Return the material below in full and exactly.

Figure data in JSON
——————————

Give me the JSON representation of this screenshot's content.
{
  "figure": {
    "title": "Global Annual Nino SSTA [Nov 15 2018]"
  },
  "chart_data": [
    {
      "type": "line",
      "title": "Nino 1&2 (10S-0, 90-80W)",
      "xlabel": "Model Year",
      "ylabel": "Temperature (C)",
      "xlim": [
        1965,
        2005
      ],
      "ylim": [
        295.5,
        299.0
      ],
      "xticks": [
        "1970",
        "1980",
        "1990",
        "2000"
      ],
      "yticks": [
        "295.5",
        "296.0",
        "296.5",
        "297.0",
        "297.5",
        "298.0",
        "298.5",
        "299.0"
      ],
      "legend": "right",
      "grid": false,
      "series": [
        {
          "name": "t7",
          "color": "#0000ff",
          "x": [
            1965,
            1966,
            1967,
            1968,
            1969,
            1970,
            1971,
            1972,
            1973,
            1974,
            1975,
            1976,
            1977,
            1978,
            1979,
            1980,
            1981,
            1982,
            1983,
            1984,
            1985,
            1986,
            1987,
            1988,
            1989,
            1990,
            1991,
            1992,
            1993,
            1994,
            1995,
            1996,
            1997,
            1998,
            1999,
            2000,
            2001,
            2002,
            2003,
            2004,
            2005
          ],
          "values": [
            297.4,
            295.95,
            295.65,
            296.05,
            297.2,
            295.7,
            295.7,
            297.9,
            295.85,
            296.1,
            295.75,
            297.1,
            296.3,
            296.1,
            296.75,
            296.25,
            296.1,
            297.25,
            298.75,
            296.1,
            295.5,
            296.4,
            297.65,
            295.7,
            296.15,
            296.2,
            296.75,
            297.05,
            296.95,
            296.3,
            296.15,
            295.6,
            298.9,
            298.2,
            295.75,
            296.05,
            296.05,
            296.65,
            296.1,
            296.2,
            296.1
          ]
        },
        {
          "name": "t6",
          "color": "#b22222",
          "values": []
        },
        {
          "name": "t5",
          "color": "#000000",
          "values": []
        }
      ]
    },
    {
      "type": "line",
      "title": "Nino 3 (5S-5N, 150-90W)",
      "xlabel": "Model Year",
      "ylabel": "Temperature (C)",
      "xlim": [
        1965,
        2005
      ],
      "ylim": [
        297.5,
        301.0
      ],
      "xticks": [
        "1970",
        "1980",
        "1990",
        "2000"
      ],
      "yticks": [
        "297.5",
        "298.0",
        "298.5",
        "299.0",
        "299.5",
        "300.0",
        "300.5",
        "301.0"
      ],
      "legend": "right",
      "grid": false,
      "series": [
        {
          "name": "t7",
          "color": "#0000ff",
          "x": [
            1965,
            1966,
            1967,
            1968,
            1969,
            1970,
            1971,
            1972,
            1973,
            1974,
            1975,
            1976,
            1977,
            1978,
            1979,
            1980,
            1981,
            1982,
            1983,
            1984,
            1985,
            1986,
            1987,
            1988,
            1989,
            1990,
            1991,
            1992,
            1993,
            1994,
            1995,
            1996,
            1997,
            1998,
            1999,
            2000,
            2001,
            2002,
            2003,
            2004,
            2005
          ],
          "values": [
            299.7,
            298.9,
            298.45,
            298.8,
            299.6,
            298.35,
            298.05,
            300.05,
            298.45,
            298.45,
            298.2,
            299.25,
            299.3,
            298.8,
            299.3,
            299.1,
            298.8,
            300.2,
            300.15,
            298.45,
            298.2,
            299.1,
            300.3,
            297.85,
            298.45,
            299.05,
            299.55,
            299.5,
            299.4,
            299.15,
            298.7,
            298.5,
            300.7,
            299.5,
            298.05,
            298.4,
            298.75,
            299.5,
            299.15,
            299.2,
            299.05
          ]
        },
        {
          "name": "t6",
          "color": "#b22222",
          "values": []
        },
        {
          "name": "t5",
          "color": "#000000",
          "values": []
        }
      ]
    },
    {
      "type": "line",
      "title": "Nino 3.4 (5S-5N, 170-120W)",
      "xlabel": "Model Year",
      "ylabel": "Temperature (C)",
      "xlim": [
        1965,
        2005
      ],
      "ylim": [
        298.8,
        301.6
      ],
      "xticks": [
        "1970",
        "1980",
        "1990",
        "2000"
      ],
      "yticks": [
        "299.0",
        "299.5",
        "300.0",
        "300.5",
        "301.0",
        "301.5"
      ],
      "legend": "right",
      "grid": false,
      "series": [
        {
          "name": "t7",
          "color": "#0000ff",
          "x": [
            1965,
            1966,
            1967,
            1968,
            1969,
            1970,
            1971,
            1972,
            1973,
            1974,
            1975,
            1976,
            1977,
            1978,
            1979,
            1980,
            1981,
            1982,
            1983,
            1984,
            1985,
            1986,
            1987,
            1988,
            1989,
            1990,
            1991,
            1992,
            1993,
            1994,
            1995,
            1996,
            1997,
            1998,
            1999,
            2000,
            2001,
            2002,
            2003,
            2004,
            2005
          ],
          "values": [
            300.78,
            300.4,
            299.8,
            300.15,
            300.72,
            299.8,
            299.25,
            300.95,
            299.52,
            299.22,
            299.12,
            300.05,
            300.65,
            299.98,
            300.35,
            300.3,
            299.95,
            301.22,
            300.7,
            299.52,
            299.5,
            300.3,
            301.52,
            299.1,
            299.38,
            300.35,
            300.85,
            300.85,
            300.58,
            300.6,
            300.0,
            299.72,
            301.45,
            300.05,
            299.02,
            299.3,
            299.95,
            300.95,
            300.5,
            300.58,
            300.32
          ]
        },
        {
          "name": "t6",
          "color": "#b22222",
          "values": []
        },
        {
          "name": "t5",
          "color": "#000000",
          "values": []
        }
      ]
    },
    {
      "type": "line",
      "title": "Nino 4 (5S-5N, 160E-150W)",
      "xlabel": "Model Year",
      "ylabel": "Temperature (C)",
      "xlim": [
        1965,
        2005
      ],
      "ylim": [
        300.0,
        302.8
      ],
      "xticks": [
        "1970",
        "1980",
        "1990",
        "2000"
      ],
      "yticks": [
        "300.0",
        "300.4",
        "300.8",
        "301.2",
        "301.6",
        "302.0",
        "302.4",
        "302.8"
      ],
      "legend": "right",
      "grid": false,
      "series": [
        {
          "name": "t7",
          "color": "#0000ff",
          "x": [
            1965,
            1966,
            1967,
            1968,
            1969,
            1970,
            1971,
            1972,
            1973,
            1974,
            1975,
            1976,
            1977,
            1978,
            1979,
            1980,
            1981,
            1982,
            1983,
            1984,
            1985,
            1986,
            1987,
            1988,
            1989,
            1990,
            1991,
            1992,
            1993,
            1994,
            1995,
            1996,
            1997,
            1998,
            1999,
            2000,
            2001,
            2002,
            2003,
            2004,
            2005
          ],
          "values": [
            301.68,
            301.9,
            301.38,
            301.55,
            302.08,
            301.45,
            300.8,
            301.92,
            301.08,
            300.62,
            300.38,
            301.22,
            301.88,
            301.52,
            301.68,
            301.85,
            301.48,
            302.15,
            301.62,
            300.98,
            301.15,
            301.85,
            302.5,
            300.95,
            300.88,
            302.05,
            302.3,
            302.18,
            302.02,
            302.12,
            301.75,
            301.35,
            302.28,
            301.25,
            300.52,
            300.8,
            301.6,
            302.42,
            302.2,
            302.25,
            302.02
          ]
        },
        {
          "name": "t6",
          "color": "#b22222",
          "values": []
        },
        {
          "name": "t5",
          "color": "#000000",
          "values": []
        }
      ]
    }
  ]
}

——————————

*Final result:*
Give me the JSON representation of this screenshot's content.
{
  "figure": {
    "title": "Global Annual Nino SSTA [Nov 15 2018]"
  },
  "chart_data": [
    {
      "type": "line",
      "title": "Nino 1&2 (10S-0, 90-80W)",
      "xlabel": "Model Year",
      "ylabel": "Temperature (C)",
      "xlim": [
        1965,
        2005
      ],
      "ylim": [
        295.5,
        299.0
      ],
      "xticks": [
        "1970",
        "1980",
        "1990",
        "2000"
      ],
      "yticks": [
        "295.5",
        "296.0",
        "296.5",
        "297.0",
        "297.5",
        "298.0",
        "298.5",
        "299.0"
      ],
      "legend": "right",
      "grid": false,
      "series": [
        {
          "name": "t7",
          "color": "#0000ff",
          "x": [
            1965,
            1966,
            1967,
            1968,
            1969,
            1970,
            1971,
            1972,
            1973,
            1974,
            1975,
            1976,
            1977,
            1978,
            1979,
            1980,
            1981,
            1982,
            1983,
            1984,
            1985,
            1986,
            1987,
            1988,
            1989,
            1990,
            1991,
            1992,
            1993,
            1994,
            1995,
            1996,
            1997,
            1998,
            1999,
            2000,
            2001,
            2002,
            2003,
            2004,
            2005
          ],
          "values": [
            297.4,
            295.95,
            295.65,
            296.05,
            297.2,
            295.7,
            295.7,
            297.9,
            295.85,
            296.1,
            295.75,
            297.1,
            296.3,
            296.1,
            296.75,
            296.25,
            296.1,
            297.25,
            298.75,
            296.1,
            295.5,
            296.4,
            297.65,
            295.7,
            296.15,
            296.2,
            296.75,
            297.05,
            296.95,
            296.3,
            296.15,
            295.6,
            298.9,
            298.2,
            295.75,
            296.05,
            296.05,
            296.65,
            296.1,
            296.2,
            296.1
          ]
        },
        {
          "name": "t6",
          "color": "#b22222",
          "values": []
        },
        {
          "name": "t5",
          "color": "#000000",
          "values": []
        }
      ]
    },
    {
      "type": "line",
      "title": "Nino 3 (5S-5N, 150-90W)",
      "xlabel": "Model Year",
      "ylabel": "Temperature (C)",
      "xlim": [
        1965,
        2005
      ],
      "ylim": [
        297.5,
        301.0
      ],
      "xticks": [
        "1970",
        "1980",
        "1990",
        "2000"
      ],
      "yticks": [
        "297.5",
        "298.0",
        "298.5",
        "299.0",
        "299.5",
        "300.0",
        "300.5",
        "301.0"
      ],
      "legend": "right",
      "grid": false,
      "series": [
        {
          "name": "t7",
          "color": "#0000ff",
          "x": [
            1965,
            1966,
            1967,
            1968,
            1969,
            1970,
            1971,
            1972,
            1973,
            1974,
            1975,
            1976,
            1977,
            1978,
            1979,
            1980,
            1981,
            1982,
            1983,
            1984,
            1985,
            1986,
            1987,
            1988,
            1989,
            1990,
            1991,
            1992,
            1993,
            1994,
            1995,
            1996,
            1997,
            1998,
            1999,
            2000,
            2001,
            2002,
            2003,
            2004,
            2005
          ],
          "values": [
            299.7,
            298.9,
            298.45,
            298.8,
            299.6,
            298.35,
            298.05,
            300.05,
            298.45,
            298.45,
            298.2,
            299.25,
            299.3,
            298.8,
            299.3,
            299.1,
            298.8,
            300.2,
            300.15,
            298.45,
            298.2,
            299.1,
            300.3,
            297.85,
            298.45,
            299.05,
            299.55,
            299.5,
            299.4,
            299.15,
            298.7,
            298.5,
            300.7,
            299.5,
            298.05,
            298.4,
            298.75,
            299.5,
            299.15,
            299.2,
            299.05
          ]
        },
        {
          "name": "t6",
          "color": "#b22222",
          "values": []
        },
        {
          "name": "t5",
          "color": "#000000",
          "values": []
        }
      ]
    },
    {
      "type": "line",
      "title": "Nino 3.4 (5S-5N, 170-120W)",
      "xlabel": "Model Year",
      "ylabel": "Temperature (C)",
      "xlim": [
        1965,
        2005
      ],
      "ylim": [
        298.8,
        301.6
      ],
      "xticks": [
        "1970",
        "1980",
        "1990",
        "2000"
      ],
      "yticks": [
        "299.0",
        "299.5",
        "300.0",
        "300.5",
        "301.0",
        "301.5"
      ],
      "legend": "right",
      "grid": false,
      "series": [
        {
          "name": "t7",
          "color": "#0000ff",
          "x": [
            1965,
            1966,
            1967,
            1968,
            1969,
            1970,
            1971,
            1972,
            1973,
            1974,
            1975,
            1976,
            1977,
            1978,
            1979,
            1980,
            1981,
            1982,
            1983,
            1984,
            1985,
            1986,
            1987,
            1988,
            1989,
            1990,
            1991,
            1992,
            1993,
            1994,
            1995,
            1996,
            1997,
            1998,
            1999,
            2000,
            2001,
            2002,
            2003,
            2004,
            2005
          ],
          "values": [
            300.78,
            300.4,
            299.8,
            300.15,
            300.72,
            299.8,
            299.25,
            300.95,
            299.52,
            299.22,
            299.12,
            300.05,
            300.65,
            299.98,
            300.35,
            300.3,
            299.95,
            301.22,
            300.7,
            299.52,
            299.5,
            300.3,
            301.52,
            299.1,
            299.38,
            300.35,
            300.85,
            300.85,
            300.58,
            300.6,
            300.0,
            299.72,
            301.45,
            300.05,
            299.02,
            299.3,
            299.95,
            300.95,
            300.5,
            300.58,
            300.32
          ]
        },
        {
          "name": "t6",
          "color": "#b22222",
          "values": []
        },
        {
          "name": "t5",
          "color": "#000000",
          "values": []
        }
      ]
    },
    {
      "type": "line",
      "title": "Nino 4 (5S-5N, 160E-150W)",
      "xlabel": "Model Year",
      "ylabel": "Temperature (C)",
      "xlim": [
        1965,
        2005
      ],
      "ylim": [
        300.0,
        302.8
      ],
      "xticks": [
        "1970",
        "1980",
        "1990",
        "2000"
      ],
      "yticks": [
        "300.0",
        "300.4",
        "300.8",
        "301.2",
        "301.6",
        "302.0",
        "302.4",
        "302.8"
      ],
      "legend": "right",
      "grid": false,
      "series": [
        {
          "name": "t7",
          "color": "#0000ff",
          "x": [
            1965,
            1966,
            1967,
            1968,
            1969,
            1970,
            1971,
            1972,
            1973,
            1974,
            1975,
            1976,
            1977,
            1978,
            1979,
            1980,
            1981,
            1982,
            1983,
            1984,
            1985,
            1986,
            1987,
            1988,
            1989,
            1990,
            1991,
            1992,
            1993,
            1994,
            1995,
            1996,
            1997,
            1998,
            1999,
            2000,
            2001,
            2002,
            2003,
            2004,
            2005
          ],
          "values": [
            301.68,
            301.9,
            301.38,
            301.55,
            302.08,
            301.45,
            300.8,
            301.92,
            301.08,
            300.62,
            300.38,
            301.22,
            301.88,
            301.52,
            301.68,
            301.85,
            301.48,
            302.15,
            301.62,
            300.98,
            301.15,
            301.85,
            302.5,
            300.95,
            300.88,
            302.05,
            302.3,
            302.18,
            302.02,
            302.12,
            301.75,
            301.35,
            302.28,
            301.25,
            300.52,
            300.8,
            301.6,
            302.42,
            302.2,
            302.25,
            302.02
          ]
        },
        {
          "name": "t6",
          "color": "#b22222",
          "values": []
        },
        {
          "name": "t5",
          "color": "#000000",
          "values": []
        }
      ]
    }
  ]
}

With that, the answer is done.